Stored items
━━━━━━━━

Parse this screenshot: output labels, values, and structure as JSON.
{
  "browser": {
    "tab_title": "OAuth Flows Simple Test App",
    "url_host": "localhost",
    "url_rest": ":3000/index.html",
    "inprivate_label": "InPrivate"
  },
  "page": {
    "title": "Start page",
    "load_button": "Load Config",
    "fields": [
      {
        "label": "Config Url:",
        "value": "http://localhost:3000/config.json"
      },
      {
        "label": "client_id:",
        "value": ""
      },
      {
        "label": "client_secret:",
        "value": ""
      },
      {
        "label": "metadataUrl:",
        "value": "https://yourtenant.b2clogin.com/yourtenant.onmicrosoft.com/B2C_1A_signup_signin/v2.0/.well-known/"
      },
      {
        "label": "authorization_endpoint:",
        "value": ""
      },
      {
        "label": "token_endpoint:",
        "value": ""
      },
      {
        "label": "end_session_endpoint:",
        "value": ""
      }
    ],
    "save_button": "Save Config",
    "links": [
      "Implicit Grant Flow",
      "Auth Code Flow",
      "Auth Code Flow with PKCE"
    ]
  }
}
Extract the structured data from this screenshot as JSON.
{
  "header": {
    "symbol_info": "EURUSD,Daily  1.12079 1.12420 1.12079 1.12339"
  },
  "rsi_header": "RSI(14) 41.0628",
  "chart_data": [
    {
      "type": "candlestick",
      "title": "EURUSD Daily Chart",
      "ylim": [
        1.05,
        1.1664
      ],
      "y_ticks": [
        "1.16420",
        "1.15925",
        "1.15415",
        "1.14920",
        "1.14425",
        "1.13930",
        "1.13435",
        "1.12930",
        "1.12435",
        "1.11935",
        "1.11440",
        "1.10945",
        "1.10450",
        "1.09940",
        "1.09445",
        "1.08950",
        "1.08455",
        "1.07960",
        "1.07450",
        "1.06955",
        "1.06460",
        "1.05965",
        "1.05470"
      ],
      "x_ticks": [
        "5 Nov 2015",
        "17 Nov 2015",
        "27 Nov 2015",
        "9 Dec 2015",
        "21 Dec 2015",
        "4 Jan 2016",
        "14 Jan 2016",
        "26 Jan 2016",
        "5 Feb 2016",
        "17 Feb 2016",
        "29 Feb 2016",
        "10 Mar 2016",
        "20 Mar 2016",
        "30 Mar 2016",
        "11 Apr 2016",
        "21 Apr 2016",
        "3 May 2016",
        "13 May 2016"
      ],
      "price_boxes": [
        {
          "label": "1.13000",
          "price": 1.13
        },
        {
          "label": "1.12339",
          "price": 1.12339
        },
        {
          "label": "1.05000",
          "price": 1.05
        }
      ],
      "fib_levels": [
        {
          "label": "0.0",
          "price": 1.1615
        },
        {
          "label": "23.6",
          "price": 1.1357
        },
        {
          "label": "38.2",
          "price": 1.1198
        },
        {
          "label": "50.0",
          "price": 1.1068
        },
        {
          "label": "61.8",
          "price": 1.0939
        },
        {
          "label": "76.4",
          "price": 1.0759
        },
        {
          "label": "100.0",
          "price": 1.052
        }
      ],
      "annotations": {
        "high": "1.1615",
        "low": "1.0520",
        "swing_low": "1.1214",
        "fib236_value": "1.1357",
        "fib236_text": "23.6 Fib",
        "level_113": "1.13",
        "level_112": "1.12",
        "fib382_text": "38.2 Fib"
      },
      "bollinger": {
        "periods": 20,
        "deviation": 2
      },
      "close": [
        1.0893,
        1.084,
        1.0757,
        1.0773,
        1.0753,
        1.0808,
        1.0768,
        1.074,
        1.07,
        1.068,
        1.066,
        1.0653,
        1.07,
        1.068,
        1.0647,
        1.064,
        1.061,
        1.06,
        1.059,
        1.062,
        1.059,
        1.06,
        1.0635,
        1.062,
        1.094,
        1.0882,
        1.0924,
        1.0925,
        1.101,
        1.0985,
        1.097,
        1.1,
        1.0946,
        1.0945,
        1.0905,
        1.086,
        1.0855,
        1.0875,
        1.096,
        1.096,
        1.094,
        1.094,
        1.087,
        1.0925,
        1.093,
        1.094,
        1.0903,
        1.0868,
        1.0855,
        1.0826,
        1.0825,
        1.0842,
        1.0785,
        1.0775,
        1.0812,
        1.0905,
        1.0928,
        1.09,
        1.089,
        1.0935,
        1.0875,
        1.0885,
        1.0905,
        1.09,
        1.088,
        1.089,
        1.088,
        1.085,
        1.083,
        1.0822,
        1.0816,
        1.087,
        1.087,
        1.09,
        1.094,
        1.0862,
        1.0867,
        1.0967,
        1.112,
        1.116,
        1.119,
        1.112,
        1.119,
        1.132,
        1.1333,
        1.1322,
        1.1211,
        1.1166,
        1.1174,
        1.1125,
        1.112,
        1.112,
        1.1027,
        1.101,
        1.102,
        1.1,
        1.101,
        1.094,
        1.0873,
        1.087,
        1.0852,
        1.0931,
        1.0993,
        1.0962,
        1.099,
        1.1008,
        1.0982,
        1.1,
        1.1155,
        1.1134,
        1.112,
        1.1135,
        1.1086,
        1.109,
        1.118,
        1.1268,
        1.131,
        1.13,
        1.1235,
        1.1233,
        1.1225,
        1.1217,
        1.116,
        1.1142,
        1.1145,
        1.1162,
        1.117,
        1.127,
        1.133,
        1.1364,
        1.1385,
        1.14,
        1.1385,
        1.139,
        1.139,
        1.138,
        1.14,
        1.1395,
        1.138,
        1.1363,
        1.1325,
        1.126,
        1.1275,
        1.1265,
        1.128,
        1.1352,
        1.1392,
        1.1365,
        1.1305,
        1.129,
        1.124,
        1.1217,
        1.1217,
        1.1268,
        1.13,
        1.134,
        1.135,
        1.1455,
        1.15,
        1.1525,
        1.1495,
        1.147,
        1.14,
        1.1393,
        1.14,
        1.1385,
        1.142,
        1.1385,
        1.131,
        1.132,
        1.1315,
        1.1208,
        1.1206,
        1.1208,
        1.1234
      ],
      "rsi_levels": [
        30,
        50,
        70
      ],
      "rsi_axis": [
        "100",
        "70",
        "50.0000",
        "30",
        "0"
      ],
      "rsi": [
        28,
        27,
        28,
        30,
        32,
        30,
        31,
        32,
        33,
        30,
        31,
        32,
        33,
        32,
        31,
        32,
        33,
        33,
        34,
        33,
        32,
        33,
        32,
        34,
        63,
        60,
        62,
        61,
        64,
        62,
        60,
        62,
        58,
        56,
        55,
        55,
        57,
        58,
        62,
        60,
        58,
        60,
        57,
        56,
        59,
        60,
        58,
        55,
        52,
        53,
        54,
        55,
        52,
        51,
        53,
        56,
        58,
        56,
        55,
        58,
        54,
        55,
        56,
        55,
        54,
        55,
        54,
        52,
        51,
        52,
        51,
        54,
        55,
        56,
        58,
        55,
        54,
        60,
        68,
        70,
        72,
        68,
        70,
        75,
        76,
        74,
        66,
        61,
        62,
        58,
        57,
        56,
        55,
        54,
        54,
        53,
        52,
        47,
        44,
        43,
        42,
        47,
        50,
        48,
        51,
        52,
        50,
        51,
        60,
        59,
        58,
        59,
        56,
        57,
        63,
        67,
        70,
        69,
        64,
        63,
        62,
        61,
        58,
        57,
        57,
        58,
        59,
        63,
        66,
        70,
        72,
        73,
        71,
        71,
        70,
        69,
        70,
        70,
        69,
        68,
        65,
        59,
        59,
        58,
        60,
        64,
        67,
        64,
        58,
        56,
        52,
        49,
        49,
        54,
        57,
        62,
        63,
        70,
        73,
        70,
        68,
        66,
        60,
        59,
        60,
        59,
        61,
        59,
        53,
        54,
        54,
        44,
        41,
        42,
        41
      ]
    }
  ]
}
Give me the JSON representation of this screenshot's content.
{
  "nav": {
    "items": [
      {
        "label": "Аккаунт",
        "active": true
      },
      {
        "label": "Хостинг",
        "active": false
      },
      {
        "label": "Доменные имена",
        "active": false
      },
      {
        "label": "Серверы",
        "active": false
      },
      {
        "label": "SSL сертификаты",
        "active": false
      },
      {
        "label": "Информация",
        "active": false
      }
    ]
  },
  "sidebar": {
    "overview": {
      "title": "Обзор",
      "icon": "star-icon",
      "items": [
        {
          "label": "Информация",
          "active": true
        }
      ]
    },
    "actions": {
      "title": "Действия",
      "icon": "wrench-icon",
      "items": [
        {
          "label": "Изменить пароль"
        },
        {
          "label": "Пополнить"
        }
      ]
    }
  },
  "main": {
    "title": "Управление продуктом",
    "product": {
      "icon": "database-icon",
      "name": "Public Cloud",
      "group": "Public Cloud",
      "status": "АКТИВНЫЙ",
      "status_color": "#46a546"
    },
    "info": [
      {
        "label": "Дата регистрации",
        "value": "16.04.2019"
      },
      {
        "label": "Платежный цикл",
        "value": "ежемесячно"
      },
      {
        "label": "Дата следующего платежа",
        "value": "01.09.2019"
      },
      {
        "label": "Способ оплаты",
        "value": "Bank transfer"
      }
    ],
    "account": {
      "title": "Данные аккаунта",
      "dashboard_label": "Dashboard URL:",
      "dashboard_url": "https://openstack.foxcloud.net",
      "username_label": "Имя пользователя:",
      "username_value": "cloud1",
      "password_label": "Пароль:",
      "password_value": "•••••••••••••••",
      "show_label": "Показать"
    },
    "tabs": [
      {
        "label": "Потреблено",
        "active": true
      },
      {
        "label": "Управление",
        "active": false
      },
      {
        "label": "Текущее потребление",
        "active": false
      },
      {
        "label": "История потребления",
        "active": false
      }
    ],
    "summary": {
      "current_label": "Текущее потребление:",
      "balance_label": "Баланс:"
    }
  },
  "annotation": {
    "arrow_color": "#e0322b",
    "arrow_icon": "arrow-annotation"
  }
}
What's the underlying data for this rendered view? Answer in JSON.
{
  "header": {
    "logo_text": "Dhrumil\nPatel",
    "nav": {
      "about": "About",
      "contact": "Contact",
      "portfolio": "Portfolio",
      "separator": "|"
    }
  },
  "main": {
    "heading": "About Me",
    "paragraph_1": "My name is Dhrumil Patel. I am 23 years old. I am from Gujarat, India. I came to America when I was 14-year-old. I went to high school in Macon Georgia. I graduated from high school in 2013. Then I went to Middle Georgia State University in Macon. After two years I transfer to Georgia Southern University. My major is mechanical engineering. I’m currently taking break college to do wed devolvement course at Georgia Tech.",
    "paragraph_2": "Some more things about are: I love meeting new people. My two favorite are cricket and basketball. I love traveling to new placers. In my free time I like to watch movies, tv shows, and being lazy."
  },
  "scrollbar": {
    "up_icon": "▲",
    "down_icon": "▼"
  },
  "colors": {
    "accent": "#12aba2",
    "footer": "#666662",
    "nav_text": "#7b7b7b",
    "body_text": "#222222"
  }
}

━━━━━━━━

Report how many lines of the entries hold the string "Дата". Provide the number alone.

2